== Given request ==
Write the data out again, exactly as given.

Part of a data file
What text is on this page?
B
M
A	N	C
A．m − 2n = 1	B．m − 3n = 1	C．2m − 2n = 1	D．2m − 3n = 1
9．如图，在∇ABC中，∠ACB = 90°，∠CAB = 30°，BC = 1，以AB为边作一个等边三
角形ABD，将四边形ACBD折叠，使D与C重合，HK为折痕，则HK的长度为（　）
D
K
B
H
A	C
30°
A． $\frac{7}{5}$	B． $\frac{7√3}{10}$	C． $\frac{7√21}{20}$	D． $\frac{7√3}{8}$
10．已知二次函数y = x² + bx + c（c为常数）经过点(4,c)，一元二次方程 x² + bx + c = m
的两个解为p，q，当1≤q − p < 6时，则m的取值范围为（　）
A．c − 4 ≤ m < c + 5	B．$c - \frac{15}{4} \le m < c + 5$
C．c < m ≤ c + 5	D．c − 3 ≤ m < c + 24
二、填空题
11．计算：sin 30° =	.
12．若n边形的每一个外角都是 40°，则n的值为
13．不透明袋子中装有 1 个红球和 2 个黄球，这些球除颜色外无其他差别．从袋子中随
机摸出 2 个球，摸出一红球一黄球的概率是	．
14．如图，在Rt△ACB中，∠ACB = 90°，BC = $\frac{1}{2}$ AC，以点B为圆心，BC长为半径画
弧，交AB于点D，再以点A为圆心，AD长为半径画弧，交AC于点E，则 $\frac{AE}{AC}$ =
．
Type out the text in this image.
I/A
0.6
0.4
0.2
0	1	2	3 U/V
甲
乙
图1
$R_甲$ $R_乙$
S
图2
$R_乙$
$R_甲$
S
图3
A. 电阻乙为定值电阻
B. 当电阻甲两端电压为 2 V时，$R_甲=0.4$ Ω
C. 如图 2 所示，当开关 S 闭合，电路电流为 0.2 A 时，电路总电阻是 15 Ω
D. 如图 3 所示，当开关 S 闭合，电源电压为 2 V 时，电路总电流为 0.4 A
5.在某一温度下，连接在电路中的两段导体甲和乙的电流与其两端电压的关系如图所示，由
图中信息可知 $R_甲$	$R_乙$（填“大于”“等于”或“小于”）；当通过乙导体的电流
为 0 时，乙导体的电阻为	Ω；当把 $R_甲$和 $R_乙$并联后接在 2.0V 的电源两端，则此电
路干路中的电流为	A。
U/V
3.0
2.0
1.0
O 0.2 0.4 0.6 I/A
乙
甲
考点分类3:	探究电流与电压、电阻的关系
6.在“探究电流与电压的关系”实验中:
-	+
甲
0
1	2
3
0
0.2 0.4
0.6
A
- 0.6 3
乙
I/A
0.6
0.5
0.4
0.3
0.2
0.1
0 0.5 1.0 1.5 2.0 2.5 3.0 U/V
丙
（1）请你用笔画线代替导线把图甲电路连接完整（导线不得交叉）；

== Solution ==
What text is on this page?
B
M
A	N	C
A．m − 2n = 1	B．m − 3n = 1	C．2m − 2n = 1	D．2m − 3n = 1
9．如图，在∇ABC中，∠ACB = 90°，∠CAB = 30°，BC = 1，以AB为边作一个等边三
角形ABD，将四边形ACBD折叠，使D与C重合，HK为折痕，则HK的长度为（　）
D
K
B
H
A	C
30°
A． $\frac{7}{5}$	B． $\frac{7√3}{10}$	C． $\frac{7√21}{20}$	D． $\frac{7√3}{8}$
10．已知二次函数y = x² + bx + c（c为常数）经过点(4,c)，一元二次方程 x² + bx + c = m
的两个解为p，q，当1≤q − p < 6时，则m的取值范围为（　）
A．c − 4 ≤ m < c + 5	B．$c - \frac{15}{4} \le m < c + 5$
C．c < m ≤ c + 5	D．c − 3 ≤ m < c + 24
二、填空题
11．计算：sin 30° =	.
12．若n边形的每一个外角都是 40°，则n的值为
13．不透明袋子中装有 1 个红球和 2 个黄球，这些球除颜色外无其他差别．从袋子中随
机摸出 2 个球，摸出一红球一黄球的概率是	．
14．如图，在Rt△ACB中，∠ACB = 90°，BC = $\frac{1}{2}$ AC，以点B为圆心，BC长为半径画
弧，交AB于点D，再以点A为圆心，AD长为半径画弧，交AC于点E，则 $\frac{AE}{AC}$ =
．
Type out the text in this image.
I/A
0.6
0.4
0.2
0	1	2	3 U/V
甲
乙
图1
$R_甲$ $R_乙$
S
图2
$R_乙$
$R_甲$
S
图3
A. 电阻乙为定值电阻
B. 当电阻甲两端电压为 2 V时，$R_甲=0.4$ Ω
C. 如图 2 所示，当开关 S 闭合，电路电流为 0.2 A 时，电路总电阻是 15 Ω
D. 如图 3 所示，当开关 S 闭合，电源电压为 2 V 时，电路总电流为 0.4 A
5.在某一温度下，连接在电路中的两段导体甲和乙的电流与其两端电压的关系如图所示，由
图中信息可知 $R_甲$	$R_乙$（填“大于”“等于”或“小于”）；当通过乙导体的电流
为 0 时，乙导体的电阻为	Ω；当把 $R_甲$和 $R_乙$并联后接在 2.0V 的电源两端，则此电
路干路中的电流为	A。
U/V
3.0
2.0
1.0
O 0.2 0.4 0.6 I/A
乙
甲
考点分类3:	探究电流与电压、电阻的关系
6.在“探究电流与电压的关系”实验中:
-	+
甲
0
1	2
3
0
0.2 0.4
0.6
A
- 0.6 3
乙
I/A
0.6
0.5
0.4
0.3
0.2
0.1
0 0.5 1.0 1.5 2.0 2.5 3.0 U/V
丙
（1）请你用笔画线代替导线把图甲电路连接完整（导线不得交叉）；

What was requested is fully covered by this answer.